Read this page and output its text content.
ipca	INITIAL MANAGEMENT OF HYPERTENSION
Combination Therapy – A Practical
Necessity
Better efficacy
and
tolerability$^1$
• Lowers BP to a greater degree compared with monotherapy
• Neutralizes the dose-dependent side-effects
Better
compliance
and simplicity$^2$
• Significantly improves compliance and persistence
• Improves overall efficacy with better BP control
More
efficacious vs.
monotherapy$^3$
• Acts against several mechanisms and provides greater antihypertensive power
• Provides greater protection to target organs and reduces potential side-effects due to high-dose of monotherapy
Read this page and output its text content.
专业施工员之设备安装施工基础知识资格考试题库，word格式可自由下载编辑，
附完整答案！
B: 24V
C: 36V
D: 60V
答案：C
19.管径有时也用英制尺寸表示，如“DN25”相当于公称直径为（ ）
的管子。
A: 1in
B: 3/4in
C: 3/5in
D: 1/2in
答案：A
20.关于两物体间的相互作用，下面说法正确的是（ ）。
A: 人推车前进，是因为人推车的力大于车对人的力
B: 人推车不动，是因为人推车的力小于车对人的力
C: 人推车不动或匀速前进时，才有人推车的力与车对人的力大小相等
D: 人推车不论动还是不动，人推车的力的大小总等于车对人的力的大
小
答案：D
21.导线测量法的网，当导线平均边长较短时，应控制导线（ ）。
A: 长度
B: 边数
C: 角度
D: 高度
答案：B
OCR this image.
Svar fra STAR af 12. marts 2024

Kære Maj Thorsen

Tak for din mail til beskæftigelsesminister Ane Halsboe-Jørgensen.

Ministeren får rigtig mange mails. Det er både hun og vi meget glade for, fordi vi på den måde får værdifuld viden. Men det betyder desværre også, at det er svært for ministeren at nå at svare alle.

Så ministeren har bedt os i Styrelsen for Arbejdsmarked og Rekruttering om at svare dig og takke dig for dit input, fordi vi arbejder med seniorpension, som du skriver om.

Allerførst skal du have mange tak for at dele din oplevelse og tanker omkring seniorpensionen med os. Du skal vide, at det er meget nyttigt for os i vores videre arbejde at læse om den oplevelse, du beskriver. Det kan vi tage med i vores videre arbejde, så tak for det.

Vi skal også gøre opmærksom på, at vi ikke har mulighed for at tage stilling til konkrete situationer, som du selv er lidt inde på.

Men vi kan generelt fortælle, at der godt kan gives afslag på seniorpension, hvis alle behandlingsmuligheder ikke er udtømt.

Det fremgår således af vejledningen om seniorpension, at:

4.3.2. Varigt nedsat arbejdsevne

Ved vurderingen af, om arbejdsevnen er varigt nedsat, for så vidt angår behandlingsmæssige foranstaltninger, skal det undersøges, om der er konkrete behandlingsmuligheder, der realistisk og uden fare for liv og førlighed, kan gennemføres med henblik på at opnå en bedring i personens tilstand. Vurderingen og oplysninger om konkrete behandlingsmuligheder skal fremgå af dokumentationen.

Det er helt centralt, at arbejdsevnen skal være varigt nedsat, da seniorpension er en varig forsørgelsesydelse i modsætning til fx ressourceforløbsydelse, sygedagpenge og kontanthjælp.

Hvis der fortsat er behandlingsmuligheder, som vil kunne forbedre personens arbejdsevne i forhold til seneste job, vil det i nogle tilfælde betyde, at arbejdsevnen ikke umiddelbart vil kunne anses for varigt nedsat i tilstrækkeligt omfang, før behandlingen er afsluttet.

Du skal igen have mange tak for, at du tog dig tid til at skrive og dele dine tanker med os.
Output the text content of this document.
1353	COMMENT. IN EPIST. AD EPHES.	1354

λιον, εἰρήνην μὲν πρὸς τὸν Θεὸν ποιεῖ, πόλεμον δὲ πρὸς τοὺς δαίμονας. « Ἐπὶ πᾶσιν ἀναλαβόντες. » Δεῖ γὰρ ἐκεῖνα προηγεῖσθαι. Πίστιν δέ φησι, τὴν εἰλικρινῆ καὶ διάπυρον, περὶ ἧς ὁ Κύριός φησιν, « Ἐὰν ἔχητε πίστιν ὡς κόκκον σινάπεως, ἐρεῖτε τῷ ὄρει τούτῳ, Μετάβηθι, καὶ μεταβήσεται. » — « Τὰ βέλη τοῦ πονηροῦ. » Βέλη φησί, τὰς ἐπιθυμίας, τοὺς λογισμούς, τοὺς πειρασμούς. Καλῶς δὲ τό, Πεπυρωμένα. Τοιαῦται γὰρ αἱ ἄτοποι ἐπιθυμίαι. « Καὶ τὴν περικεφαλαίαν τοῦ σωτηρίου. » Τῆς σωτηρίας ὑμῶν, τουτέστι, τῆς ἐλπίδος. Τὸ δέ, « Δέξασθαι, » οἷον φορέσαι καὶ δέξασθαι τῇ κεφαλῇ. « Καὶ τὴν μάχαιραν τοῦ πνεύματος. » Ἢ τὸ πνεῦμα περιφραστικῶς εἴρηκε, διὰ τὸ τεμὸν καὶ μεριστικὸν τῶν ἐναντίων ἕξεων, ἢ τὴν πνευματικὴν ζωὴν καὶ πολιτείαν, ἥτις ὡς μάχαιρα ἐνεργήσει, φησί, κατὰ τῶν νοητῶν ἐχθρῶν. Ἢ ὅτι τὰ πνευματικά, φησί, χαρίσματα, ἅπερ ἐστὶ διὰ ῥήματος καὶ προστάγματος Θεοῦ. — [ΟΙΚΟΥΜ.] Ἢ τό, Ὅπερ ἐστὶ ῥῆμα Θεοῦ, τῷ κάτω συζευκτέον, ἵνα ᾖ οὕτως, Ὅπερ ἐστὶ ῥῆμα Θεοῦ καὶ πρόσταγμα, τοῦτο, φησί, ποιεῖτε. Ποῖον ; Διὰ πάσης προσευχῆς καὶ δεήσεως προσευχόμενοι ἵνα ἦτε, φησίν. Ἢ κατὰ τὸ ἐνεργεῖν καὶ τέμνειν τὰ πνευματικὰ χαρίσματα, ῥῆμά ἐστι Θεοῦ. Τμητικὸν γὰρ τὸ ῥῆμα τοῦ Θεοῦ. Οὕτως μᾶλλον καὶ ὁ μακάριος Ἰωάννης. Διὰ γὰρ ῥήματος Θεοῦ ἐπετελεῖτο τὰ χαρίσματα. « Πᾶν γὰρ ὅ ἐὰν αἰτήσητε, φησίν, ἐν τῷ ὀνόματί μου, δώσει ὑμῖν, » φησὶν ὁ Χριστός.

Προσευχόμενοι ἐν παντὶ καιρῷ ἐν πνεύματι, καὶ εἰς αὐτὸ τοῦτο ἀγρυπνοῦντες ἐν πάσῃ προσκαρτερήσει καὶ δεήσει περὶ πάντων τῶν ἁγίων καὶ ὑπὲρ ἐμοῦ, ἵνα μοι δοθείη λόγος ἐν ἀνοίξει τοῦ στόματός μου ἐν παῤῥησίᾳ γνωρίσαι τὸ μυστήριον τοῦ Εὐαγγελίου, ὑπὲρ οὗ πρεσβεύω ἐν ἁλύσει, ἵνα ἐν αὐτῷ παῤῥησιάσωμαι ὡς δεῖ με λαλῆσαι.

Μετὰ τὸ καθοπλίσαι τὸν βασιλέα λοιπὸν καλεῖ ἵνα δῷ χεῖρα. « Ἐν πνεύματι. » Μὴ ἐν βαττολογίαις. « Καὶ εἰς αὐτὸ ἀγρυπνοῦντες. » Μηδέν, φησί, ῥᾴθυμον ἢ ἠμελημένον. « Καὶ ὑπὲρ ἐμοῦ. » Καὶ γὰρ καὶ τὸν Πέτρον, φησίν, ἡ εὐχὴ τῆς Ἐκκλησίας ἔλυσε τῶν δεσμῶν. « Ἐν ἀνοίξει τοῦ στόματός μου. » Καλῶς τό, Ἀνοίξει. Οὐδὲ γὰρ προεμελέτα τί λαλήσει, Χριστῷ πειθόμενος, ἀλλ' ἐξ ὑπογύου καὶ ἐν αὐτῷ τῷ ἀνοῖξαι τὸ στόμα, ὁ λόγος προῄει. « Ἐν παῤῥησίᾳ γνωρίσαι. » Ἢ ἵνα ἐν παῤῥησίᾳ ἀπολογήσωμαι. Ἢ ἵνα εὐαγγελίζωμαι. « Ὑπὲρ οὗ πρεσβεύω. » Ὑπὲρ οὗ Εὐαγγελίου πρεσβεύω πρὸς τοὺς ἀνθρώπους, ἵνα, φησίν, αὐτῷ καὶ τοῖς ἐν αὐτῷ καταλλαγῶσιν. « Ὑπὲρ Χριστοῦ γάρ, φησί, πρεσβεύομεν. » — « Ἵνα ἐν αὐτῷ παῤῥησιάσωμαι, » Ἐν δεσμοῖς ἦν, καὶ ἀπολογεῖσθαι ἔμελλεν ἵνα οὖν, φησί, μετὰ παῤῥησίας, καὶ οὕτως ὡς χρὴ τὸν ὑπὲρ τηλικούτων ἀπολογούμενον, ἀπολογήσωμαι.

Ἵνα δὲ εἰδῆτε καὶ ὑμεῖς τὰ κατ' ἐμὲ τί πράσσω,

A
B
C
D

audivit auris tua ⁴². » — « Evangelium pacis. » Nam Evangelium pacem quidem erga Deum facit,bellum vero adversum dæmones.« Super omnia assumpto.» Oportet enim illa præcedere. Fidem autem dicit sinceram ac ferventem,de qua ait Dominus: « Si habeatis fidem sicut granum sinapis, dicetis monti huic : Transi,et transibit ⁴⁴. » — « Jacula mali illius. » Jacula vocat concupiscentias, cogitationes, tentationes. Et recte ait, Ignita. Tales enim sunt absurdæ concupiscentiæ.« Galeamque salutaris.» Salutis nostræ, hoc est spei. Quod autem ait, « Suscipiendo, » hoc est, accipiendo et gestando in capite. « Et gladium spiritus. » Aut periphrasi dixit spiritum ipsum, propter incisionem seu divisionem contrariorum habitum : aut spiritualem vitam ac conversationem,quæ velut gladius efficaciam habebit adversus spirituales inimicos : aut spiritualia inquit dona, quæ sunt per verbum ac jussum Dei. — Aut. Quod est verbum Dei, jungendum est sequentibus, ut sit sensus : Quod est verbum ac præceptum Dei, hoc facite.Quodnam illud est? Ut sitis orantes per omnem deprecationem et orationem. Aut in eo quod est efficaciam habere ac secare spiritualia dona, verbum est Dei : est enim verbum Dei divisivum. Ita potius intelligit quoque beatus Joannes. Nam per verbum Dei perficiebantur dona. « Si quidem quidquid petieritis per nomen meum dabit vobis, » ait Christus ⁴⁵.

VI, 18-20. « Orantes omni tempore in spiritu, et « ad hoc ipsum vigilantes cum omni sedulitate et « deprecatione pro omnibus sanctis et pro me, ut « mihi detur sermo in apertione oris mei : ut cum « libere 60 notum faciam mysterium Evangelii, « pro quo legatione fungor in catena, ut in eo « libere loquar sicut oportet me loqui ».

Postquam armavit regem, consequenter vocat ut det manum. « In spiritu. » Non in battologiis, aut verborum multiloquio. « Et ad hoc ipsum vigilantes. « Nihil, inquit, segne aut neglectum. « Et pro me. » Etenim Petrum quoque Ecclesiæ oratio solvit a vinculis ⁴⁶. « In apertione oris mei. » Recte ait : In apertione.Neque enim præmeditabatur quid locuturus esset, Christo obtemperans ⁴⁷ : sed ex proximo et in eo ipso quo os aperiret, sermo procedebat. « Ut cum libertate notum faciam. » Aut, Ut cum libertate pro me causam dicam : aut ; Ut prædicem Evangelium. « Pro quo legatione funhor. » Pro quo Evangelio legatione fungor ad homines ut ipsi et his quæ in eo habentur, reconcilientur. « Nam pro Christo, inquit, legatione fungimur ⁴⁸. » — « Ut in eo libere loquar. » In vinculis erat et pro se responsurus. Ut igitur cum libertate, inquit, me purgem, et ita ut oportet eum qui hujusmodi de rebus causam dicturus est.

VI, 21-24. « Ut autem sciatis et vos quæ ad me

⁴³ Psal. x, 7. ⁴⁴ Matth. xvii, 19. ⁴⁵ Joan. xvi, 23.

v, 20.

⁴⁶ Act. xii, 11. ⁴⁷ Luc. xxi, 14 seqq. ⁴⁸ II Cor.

________

_Aim:_ Which lines contain "også"? Show each of them.

_Reply to the task:_
Ministeren får rigtig mange mails. Det er både hun og vi meget glade for, fordi vi på den måde får værdifuld viden. Men det betyder desværre også, at det er svært for ministeren at nå at svare alle.
Vi skal også gøre opmærksom på, at vi ikke har mulighed for at tage stilling til konkrete situationer, som du selv er lidt inde på.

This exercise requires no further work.